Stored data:
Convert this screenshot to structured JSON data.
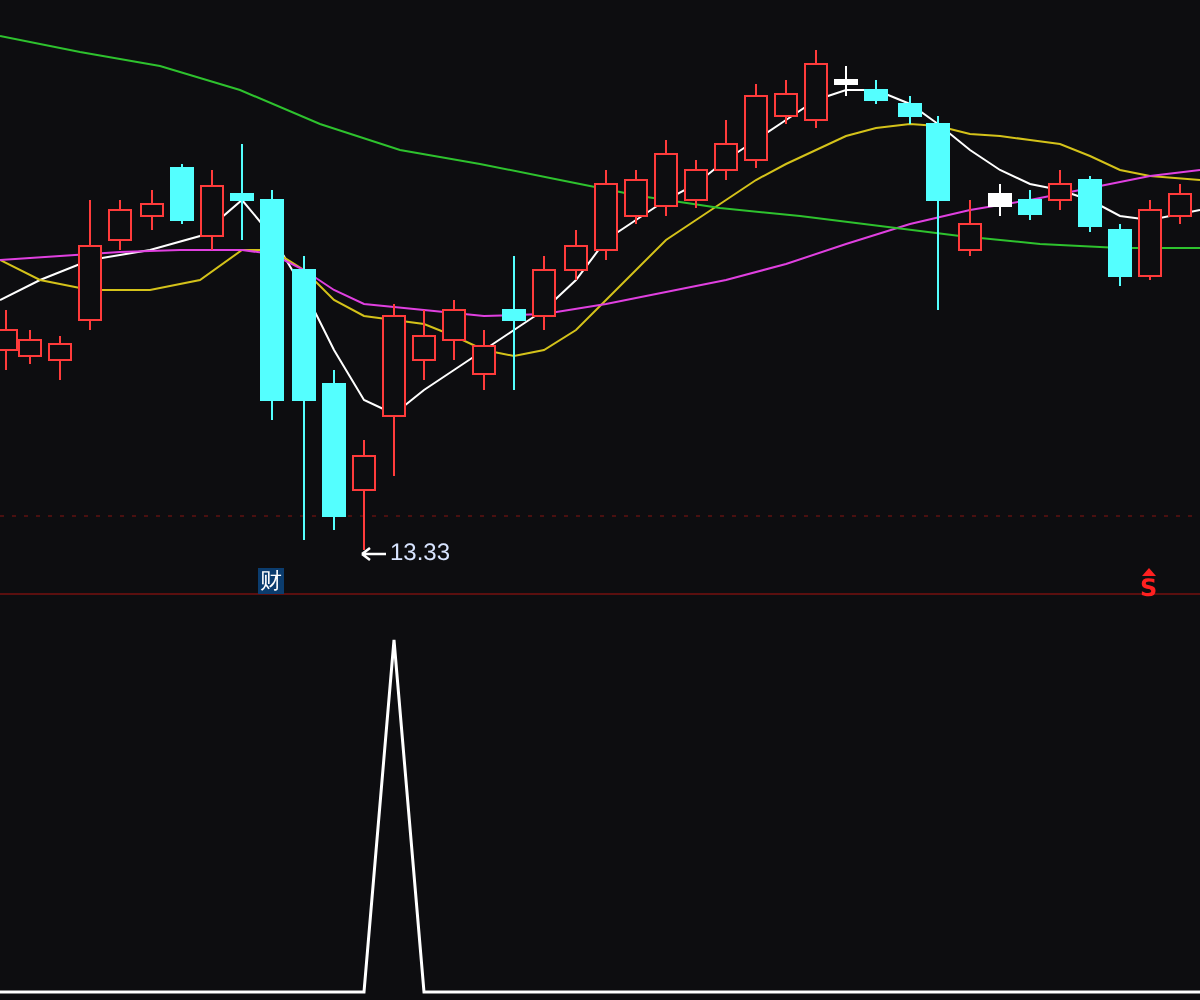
{
  "chart": {
    "low_price_label": "13.33",
    "finance_marker": "财",
    "signal_marker": "S"
  }
}
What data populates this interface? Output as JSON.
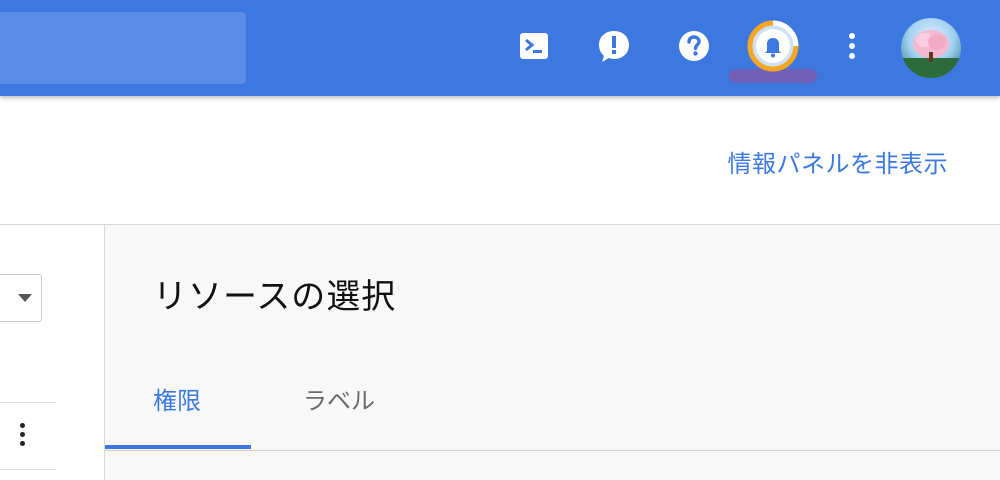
{
  "header": {
    "icons": [
      "cloud-shell-icon",
      "feedback-icon",
      "help-icon",
      "notifications-icon",
      "more-vert-icon",
      "avatar"
    ]
  },
  "info_panel": {
    "hide_link": "情報パネルを非表示",
    "title": "リソースの選択",
    "tabs": [
      {
        "label": "権限",
        "active": true
      },
      {
        "label": "ラベル",
        "active": false
      }
    ]
  },
  "colors": {
    "accent": "#3c78e0",
    "topbar": "#3c78e0",
    "notif_ring": "#f5a623"
  }
}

-- Your objective --
Without including any pictures, output all the entries above exactly.

-- The response --
Convert this screenshot to structured JSON data.
{
  "chart": {
    "low_price_label": "13.33",
    "finance_marker": "财",
    "signal_marker": "S"
  }
}
What data populates this interface? Output as JSON.
{
  "header": {
    "icons": [
      "cloud-shell-icon",
      "feedback-icon",
      "help-icon",
      "notifications-icon",
      "more-vert-icon",
      "avatar"
    ]
  },
  "info_panel": {
    "hide_link": "情報パネルを非表示",
    "title": "リソースの選択",
    "tabs": [
      {
        "label": "権限",
        "active": true
      },
      {
        "label": "ラベル",
        "active": false
      }
    ]
  },
  "colors": {
    "accent": "#3c78e0",
    "topbar": "#3c78e0",
    "notif_ring": "#f5a623"
  }
}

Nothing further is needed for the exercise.